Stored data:
((

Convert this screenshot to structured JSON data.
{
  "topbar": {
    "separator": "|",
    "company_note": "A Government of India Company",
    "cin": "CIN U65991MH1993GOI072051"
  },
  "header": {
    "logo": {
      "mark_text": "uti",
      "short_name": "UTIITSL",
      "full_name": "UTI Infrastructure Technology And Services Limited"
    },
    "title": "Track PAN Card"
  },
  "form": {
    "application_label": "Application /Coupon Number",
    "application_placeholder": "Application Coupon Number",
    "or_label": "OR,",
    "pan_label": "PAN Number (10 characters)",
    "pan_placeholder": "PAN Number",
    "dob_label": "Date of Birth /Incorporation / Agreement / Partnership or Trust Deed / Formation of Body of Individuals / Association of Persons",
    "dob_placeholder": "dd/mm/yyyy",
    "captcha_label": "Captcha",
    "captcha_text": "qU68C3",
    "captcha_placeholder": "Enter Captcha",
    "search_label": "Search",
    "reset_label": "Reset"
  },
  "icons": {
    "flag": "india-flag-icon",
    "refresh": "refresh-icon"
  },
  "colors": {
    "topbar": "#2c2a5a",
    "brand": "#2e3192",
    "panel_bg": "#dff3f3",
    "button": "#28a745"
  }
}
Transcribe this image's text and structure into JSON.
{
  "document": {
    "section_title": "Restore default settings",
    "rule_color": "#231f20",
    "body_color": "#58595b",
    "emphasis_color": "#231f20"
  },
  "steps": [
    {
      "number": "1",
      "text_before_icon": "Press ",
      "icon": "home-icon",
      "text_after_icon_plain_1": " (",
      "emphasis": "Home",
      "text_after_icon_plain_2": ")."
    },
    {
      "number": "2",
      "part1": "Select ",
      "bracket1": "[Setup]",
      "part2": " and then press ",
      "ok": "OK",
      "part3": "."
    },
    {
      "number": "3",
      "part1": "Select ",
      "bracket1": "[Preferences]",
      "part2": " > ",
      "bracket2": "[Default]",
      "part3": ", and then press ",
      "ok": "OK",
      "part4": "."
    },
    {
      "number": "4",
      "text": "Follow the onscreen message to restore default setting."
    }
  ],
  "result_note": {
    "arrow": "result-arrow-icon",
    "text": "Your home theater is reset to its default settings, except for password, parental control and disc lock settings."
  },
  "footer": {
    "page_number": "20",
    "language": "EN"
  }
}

))

### What to work on
Restate the data above word for word, please.

### Exercise solution
Convert this screenshot to structured JSON data.
{
  "topbar": {
    "separator": "|",
    "company_note": "A Government of India Company",
    "cin": "CIN U65991MH1993GOI072051"
  },
  "header": {
    "logo": {
      "mark_text": "uti",
      "short_name": "UTIITSL",
      "full_name": "UTI Infrastructure Technology And Services Limited"
    },
    "title": "Track PAN Card"
  },
  "form": {
    "application_label": "Application /Coupon Number",
    "application_placeholder": "Application Coupon Number",
    "or_label": "OR,",
    "pan_label": "PAN Number (10 characters)",
    "pan_placeholder": "PAN Number",
    "dob_label": "Date of Birth /Incorporation / Agreement / Partnership or Trust Deed / Formation of Body of Individuals / Association of Persons",
    "dob_placeholder": "dd/mm/yyyy",
    "captcha_label": "Captcha",
    "captcha_text": "qU68C3",
    "captcha_placeholder": "Enter Captcha",
    "search_label": "Search",
    "reset_label": "Reset"
  },
  "icons": {
    "flag": "india-flag-icon",
    "refresh": "refresh-icon"
  },
  "colors": {
    "topbar": "#2c2a5a",
    "brand": "#2e3192",
    "panel_bg": "#dff3f3",
    "button": "#28a745"
  }
}
Transcribe this image's text and structure into JSON.
{
  "document": {
    "section_title": "Restore default settings",
    "rule_color": "#231f20",
    "body_color": "#58595b",
    "emphasis_color": "#231f20"
  },
  "steps": [
    {
      "number": "1",
      "text_before_icon": "Press ",
      "icon": "home-icon",
      "text_after_icon_plain_1": " (",
      "emphasis": "Home",
      "text_after_icon_plain_2": ")."
    },
    {
      "number": "2",
      "part1": "Select ",
      "bracket1": "[Setup]",
      "part2": " and then press ",
      "ok": "OK",
      "part3": "."
    },
    {
      "number": "3",
      "part1": "Select ",
      "bracket1": "[Preferences]",
      "part2": " > ",
      "bracket2": "[Default]",
      "part3": ", and then press ",
      "ok": "OK",
      "part4": "."
    },
    {
      "number": "4",
      "text": "Follow the onscreen message to restore default setting."
    }
  ],
  "result_note": {
    "arrow": "result-arrow-icon",
    "text": "Your home theater is reset to its default settings, except for password, parental control and disc lock settings."
  },
  "footer": {
    "page_number": "20",
    "language": "EN"
  }
}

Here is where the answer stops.